Work instructions:
Copy the data below exactly.

Excerpted data:
================

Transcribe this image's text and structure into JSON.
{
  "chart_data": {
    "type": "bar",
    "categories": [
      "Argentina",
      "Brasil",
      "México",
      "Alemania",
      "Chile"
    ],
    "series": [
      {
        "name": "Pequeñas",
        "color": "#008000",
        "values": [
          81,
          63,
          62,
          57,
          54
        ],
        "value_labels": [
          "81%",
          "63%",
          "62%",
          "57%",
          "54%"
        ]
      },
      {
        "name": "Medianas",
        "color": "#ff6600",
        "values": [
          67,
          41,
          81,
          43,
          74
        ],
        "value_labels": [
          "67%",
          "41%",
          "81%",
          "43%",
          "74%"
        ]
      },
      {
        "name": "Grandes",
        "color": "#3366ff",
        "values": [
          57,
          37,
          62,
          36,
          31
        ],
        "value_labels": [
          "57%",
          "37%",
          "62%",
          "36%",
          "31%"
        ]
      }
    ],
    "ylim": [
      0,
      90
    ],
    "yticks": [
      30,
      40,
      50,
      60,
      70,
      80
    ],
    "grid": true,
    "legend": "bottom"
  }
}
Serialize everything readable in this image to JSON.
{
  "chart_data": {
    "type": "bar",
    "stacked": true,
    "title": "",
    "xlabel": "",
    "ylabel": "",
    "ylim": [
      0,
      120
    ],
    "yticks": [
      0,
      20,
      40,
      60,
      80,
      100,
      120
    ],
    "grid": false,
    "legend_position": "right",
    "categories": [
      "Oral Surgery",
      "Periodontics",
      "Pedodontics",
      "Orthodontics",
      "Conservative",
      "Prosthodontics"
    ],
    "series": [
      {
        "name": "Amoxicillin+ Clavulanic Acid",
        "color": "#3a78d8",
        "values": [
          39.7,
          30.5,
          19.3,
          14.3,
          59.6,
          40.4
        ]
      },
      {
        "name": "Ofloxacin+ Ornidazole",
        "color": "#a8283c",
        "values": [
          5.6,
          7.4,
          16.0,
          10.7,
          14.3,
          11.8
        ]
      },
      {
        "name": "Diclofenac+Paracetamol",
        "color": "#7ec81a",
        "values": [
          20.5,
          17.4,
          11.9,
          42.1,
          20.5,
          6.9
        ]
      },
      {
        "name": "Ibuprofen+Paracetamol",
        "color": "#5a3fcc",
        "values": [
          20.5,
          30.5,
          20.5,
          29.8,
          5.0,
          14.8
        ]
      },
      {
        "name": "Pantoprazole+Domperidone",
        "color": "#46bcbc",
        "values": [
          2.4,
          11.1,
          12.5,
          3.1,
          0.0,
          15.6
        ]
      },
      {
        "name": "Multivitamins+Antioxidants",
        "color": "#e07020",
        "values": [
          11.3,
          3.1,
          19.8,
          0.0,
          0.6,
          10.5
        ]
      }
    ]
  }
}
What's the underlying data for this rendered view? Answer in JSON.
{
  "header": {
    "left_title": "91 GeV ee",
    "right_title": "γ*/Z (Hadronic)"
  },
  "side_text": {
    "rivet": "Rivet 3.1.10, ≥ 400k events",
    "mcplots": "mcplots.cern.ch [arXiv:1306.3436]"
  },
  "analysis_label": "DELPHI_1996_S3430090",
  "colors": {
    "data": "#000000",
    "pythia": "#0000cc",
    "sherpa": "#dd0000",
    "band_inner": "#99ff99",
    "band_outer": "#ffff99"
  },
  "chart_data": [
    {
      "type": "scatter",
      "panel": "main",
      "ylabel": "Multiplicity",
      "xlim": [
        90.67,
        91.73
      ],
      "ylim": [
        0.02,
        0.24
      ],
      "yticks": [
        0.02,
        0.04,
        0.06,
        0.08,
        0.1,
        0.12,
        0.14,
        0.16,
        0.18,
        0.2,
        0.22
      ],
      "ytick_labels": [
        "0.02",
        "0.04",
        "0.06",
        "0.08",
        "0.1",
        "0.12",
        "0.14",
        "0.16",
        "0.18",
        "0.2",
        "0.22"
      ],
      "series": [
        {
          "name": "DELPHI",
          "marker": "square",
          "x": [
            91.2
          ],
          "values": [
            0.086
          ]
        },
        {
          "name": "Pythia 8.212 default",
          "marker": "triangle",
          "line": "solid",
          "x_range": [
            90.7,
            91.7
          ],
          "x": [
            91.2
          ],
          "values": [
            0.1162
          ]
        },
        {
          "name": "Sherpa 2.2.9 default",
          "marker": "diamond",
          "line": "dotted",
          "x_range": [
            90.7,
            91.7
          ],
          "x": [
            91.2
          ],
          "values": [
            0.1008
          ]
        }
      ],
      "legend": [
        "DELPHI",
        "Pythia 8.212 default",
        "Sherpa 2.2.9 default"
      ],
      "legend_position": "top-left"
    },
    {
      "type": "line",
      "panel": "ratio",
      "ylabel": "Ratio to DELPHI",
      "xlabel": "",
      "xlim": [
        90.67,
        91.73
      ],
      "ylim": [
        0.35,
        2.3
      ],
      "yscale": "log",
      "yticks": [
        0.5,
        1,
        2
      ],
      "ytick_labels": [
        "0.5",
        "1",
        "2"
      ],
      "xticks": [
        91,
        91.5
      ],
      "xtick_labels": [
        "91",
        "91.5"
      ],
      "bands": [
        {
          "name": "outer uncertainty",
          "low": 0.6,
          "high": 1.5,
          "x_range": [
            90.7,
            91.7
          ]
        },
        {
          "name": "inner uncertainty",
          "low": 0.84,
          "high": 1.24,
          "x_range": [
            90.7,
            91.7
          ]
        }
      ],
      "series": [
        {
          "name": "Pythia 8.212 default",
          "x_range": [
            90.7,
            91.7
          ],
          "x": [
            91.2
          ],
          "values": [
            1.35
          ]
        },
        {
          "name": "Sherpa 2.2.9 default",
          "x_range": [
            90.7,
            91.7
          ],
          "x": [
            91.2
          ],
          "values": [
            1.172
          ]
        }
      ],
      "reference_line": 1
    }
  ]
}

================

Expected output:
Transcribe this image's text and structure into JSON.
{
  "chart_data": {
    "type": "bar",
    "categories": [
      "Argentina",
      "Brasil",
      "México",
      "Alemania",
      "Chile"
    ],
    "series": [
      {
        "name": "Pequeñas",
        "color": "#008000",
        "values": [
          81,
          63,
          62,
          57,
          54
        ],
        "value_labels": [
          "81%",
          "63%",
          "62%",
          "57%",
          "54%"
        ]
      },
      {
        "name": "Medianas",
        "color": "#ff6600",
        "values": [
          67,
          41,
          81,
          43,
          74
        ],
        "value_labels": [
          "67%",
          "41%",
          "81%",
          "43%",
          "74%"
        ]
      },
      {
        "name": "Grandes",
        "color": "#3366ff",
        "values": [
          57,
          37,
          62,
          36,
          31
        ],
        "value_labels": [
          "57%",
          "37%",
          "62%",
          "36%",
          "31%"
        ]
      }
    ],
    "ylim": [
      0,
      90
    ],
    "yticks": [
      30,
      40,
      50,
      60,
      70,
      80
    ],
    "grid": true,
    "legend": "bottom"
  }
}
Serialize everything readable in this image to JSON.
{
  "chart_data": {
    "type": "bar",
    "stacked": true,
    "title": "",
    "xlabel": "",
    "ylabel": "",
    "ylim": [
      0,
      120
    ],
    "yticks": [
      0,
      20,
      40,
      60,
      80,
      100,
      120
    ],
    "grid": false,
    "legend_position": "right",
    "categories": [
      "Oral Surgery",
      "Periodontics",
      "Pedodontics",
      "Orthodontics",
      "Conservative",
      "Prosthodontics"
    ],
    "series": [
      {
        "name": "Amoxicillin+ Clavulanic Acid",
        "color": "#3a78d8",
        "values": [
          39.7,
          30.5,
          19.3,
          14.3,
          59.6,
          40.4
        ]
      },
      {
        "name": "Ofloxacin+ Ornidazole",
        "color": "#a8283c",
        "values": [
          5.6,
          7.4,
          16.0,
          10.7,
          14.3,
          11.8
        ]
      },
      {
        "name": "Diclofenac+Paracetamol",
        "color": "#7ec81a",
        "values": [
          20.5,
          17.4,
          11.9,
          42.1,
          20.5,
          6.9
        ]
      },
      {
        "name": "Ibuprofen+Paracetamol",
        "color": "#5a3fcc",
        "values": [
          20.5,
          30.5,
          20.5,
          29.8,
          5.0,
          14.8
        ]
      },
      {
        "name": "Pantoprazole+Domperidone",
        "color": "#46bcbc",
        "values": [
          2.4,
          11.1,
          12.5,
          3.1,
          0.0,
          15.6
        ]
      },
      {
        "name": "Multivitamins+Antioxidants",
        "color": "#e07020",
        "values": [
          11.3,
          3.1,
          19.8,
          0.0,
          0.6,
          10.5
        ]
      }
    ]
  }
}
What's the underlying data for this rendered view? Answer in JSON.
{
  "header": {
    "left_title": "91 GeV ee",
    "right_title": "γ*/Z (Hadronic)"
  },
  "side_text": {
    "rivet": "Rivet 3.1.10, ≥ 400k events",
    "mcplots": "mcplots.cern.ch [arXiv:1306.3436]"
  },
  "analysis_label": "DELPHI_1996_S3430090",
  "colors": {
    "data": "#000000",
    "pythia": "#0000cc",
    "sherpa": "#dd0000",
    "band_inner": "#99ff99",
    "band_outer": "#ffff99"
  },
  "chart_data": [
    {
      "type": "scatter",
      "panel": "main",
      "ylabel": "Multiplicity",
      "xlim": [
        90.67,
        91.73
      ],
      "ylim": [
        0.02,
        0.24
      ],
      "yticks": [
        0.02,
        0.04,
        0.06,
        0.08,
        0.1,
        0.12,
        0.14,
        0.16,
        0.18,
        0.2,
        0.22
      ],
      "ytick_labels": [
        "0.02",
        "0.04",
        "0.06",
        "0.08",
        "0.1",
        "0.12",
        "0.14",
        "0.16",
        "0.18",
        "0.2",
        "0.22"
      ],
      "series": [
        {
          "name": "DELPHI",
          "marker": "square",
          "x": [
            91.2
          ],
          "values": [
            0.086
          ]
        },
        {
          "name": "Pythia 8.212 default",
          "marker": "triangle",
          "line": "solid",
          "x_range": [
            90.7,
            91.7
          ],
          "x": [
            91.2
          ],
          "values": [
            0.1162
          ]
        },
        {
          "name": "Sherpa 2.2.9 default",
          "marker": "diamond",
          "line": "dotted",
          "x_range": [
            90.7,
            91.7
          ],
          "x": [
            91.2
          ],
          "values": [
            0.1008
          ]
        }
      ],
      "legend": [
        "DELPHI",
        "Pythia 8.212 default",
        "Sherpa 2.2.9 default"
      ],
      "legend_position": "top-left"
    },
    {
      "type": "line",
      "panel": "ratio",
      "ylabel": "Ratio to DELPHI",
      "xlabel": "",
      "xlim": [
        90.67,
        91.73
      ],
      "ylim": [
        0.35,
        2.3
      ],
      "yscale": "log",
      "yticks": [
        0.5,
        1,
        2
      ],
      "ytick_labels": [
        "0.5",
        "1",
        "2"
      ],
      "xticks": [
        91,
        91.5
      ],
      "xtick_labels": [
        "91",
        "91.5"
      ],
      "bands": [
        {
          "name": "outer uncertainty",
          "low": 0.6,
          "high": 1.5,
          "x_range": [
            90.7,
            91.7
          ]
        },
        {
          "name": "inner uncertainty",
          "low": 0.84,
          "high": 1.24,
          "x_range": [
            90.7,
            91.7
          ]
        }
      ],
      "series": [
        {
          "name": "Pythia 8.212 default",
          "x_range": [
            90.7,
            91.7
          ],
          "x": [
            91.2
          ],
          "values": [
            1.35
          ]
        },
        {
          "name": "Sherpa 2.2.9 default",
          "x_range": [
            90.7,
            91.7
          ],
          "x": [
            91.2
          ],
          "values": [
            1.172
          ]
        }
      ],
      "reference_line": 1
    }
  ]
}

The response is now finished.